Herausforderungen und Chancen von ISO/TS 16949 im Automotive-Sektor
Schlanke Lieferkette mit starken Gliedern

Stärker als je zuvor lagern Fahrzeughersteller Produktionsschritte und damit Verantwortung an ihre Zulieferer aus. Das reicht vom tatsächlichen Design über die Logistik, Fertigung und Kundendienstleistungen bis hin zur Qualitätskontrolle. Eine solche Verlagerung erfordert ein strenges Qualitätsmanagement und entsprechende Prozesskontrollen, um alle Stationen in der Lieferkette reibungslos ineinander greifen zu lassen. Die europäische und amerikanische Automobilbranche hat sich seit April 2002 mit der ISO/TS 16949:2002 einen gemeinsamen Qualitätsstandard verordnet, nach dem sich sowohl die Hersteller als auch Zulieferer richten.

Armin Trautner, Managing Director, iGrafx Deutschland

Unter der ISO/TS 16949:2002 werden die zuvor durchgeführten Audits einzelner Elemente durch Prozessaudits ersetzt. Der entscheidende Unterschied: Jetzt liegt der Fokus auf kundenorientierten Prozessen – die Leistung eines Unternehmens wird im Abgleich mit den Kundenanforderungen bewertet. Ziel ist es, mit der Einführung und Pflege konsistenter Geschäftsprozesse, die sich durch die gesamte Autoindustrie ziehen, Vertrauen zwischen den Herstellern und Zulieferern zu schaffen. Eine lückenlose Dokumentation kann beide Gruppen zuverlässig verbinden: Zulieferer müssen eine klare Dokumentation für alle hergestellten Teile vorlegen, Hersteller müssen ihre Design-Spezifikationen in einem konsistenten Format zur Verfügung stellen. Damit sollen garantiert werden:
  • die ständige Verbesserung der Prozesse
  • die Betonung von Fehlervermeidung
  • die Verringerung von Streuung und Verschwendung in der Lieferkette
Um der ISO/TS 16949:2002 gerecht zu werden, sucht die Branche ständig nach passenden Werkzeugen, mit denen Prozesse beziehungsweise die Umsetzung von Prozessoptimierungen vollständig dokumentiert werden können. Inzwischen arbeiten bereits viele Hersteller mit fortlaufenden Qualitätsverbesserungsprogrammen wie Six Sigma und Lean Manufacturing. Auf einer solchen Grundlage sind vor allem Tools interessant, die eine Prozessmodellierung ermöglichen. Damit lässt sich zeigen, wie sich Veränderungen in den Prozessen positiv auf die Produktivität auswirken können. Grundsätzlich verspricht sich die Branche von einer konsequenten und konsistenten Dokumentierung der Geschäftsprozesse ein Informationspotenzial, auf das unternehmenskritische Entscheidungen aufbauen können.

──────────────────────────────

* _Aufgaben_:
(A) Geben Sie den Abschnitt aus dem Text zu ISO/TS 16949 zwischen "Herausforderungen und Chancen" und "auch Zulieferer richten." wortgetreu wieder, beide Stellen eingeschlossen.
(B) Nennen Sie sämtliche Bereiche, die laut dem Text zu ISO/TS 16949 von den Fahrzeugherstellern an die Zulieferer ausgelagert werden.

* _Datenzeilen_:
──────────────────────────────

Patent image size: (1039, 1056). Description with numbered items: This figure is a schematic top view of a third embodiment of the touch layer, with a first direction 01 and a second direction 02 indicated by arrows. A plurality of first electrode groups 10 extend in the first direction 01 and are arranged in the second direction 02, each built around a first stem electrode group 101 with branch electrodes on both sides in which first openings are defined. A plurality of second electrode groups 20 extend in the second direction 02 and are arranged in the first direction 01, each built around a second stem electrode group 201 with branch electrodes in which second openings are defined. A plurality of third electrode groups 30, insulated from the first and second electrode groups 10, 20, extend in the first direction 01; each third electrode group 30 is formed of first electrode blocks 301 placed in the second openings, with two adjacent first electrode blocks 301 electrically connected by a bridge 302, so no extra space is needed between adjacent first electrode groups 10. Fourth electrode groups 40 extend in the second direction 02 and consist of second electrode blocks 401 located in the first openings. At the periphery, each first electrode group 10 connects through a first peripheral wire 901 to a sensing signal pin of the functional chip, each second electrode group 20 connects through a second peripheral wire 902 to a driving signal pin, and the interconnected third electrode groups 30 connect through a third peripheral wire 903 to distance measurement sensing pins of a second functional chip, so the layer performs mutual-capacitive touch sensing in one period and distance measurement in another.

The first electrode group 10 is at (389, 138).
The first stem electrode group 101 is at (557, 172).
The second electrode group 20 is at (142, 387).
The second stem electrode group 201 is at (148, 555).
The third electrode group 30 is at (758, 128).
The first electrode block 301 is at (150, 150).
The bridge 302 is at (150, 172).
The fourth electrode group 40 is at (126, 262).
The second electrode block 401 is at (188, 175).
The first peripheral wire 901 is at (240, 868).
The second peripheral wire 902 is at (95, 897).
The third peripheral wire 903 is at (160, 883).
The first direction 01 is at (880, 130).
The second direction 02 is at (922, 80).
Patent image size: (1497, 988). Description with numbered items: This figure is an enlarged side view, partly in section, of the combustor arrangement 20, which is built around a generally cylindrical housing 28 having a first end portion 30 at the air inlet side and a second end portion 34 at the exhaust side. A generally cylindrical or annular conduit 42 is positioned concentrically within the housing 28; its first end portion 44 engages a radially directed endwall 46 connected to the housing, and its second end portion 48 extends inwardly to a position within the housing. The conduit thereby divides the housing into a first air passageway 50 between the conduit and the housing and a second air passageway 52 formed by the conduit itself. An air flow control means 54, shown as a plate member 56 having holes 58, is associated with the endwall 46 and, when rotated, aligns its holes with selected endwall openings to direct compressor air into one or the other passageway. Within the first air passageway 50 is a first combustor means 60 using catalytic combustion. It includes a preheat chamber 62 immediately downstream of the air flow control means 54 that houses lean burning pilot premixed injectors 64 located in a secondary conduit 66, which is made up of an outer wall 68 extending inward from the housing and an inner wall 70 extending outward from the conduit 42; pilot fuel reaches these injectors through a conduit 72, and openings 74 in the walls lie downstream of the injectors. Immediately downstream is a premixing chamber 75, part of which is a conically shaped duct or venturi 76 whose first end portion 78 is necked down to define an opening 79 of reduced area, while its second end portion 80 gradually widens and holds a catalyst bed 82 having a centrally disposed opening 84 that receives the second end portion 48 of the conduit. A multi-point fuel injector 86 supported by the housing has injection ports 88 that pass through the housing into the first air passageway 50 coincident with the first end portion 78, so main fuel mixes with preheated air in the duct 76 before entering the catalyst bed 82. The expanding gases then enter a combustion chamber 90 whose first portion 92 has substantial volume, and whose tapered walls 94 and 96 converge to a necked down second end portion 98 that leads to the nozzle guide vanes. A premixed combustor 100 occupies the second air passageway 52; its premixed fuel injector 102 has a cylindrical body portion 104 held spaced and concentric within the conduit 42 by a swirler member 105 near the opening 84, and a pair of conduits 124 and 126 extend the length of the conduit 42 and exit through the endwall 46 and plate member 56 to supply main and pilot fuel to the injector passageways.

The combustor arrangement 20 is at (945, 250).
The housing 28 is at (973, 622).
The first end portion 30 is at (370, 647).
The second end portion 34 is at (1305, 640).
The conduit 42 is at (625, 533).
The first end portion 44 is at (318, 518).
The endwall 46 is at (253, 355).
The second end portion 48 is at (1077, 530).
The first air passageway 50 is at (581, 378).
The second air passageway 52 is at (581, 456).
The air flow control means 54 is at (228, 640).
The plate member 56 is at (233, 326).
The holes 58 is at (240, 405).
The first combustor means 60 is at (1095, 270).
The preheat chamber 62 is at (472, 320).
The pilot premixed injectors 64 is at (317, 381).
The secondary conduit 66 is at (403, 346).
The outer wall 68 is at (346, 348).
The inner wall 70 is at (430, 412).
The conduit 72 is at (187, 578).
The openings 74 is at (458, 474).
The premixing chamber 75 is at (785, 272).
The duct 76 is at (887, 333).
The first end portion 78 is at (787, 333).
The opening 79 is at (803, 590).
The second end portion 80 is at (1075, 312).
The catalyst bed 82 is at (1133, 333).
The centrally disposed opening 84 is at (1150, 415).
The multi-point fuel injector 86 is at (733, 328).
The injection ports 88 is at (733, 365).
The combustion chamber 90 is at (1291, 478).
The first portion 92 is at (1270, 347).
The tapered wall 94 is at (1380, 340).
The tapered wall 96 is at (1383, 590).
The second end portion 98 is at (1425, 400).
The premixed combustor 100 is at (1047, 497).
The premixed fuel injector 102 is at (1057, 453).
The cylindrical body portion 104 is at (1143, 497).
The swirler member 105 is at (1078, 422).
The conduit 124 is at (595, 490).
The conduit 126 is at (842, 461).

──────────────────────────────

* _Lösungen_:
(A)
Herausforderungen und Chancen von ISO/TS 16949 im Automotive-Sektor
Schlanke Lieferkette mit starken Gliedern

Stärker als je zuvor lagern Fahrzeughersteller Produktionsschritte und damit Verantwortung an ihre Zulieferer aus. Das reicht vom tatsächlichen Design über die Logistik, Fertigung und Kundendienstleistungen bis hin zur Qualitätskontrolle. Eine solche Verlagerung erfordert ein strenges Qualitätsmanagement und entsprechende Prozesskontrollen, um alle Stationen in der Lieferkette reibungslos ineinander greifen zu lassen. Die europäische und amerikanische Automobilbranche hat sich seit April 2002 mit der ISO/TS 16949:2002 einen gemeinsamen Qualitätsstandard verordnet, nach dem sich sowohl die Hersteller als auch Zulieferer richten.

(B) Design, Logistik, Fertigung, Kundendienstleistungen, Qualitätskontrolle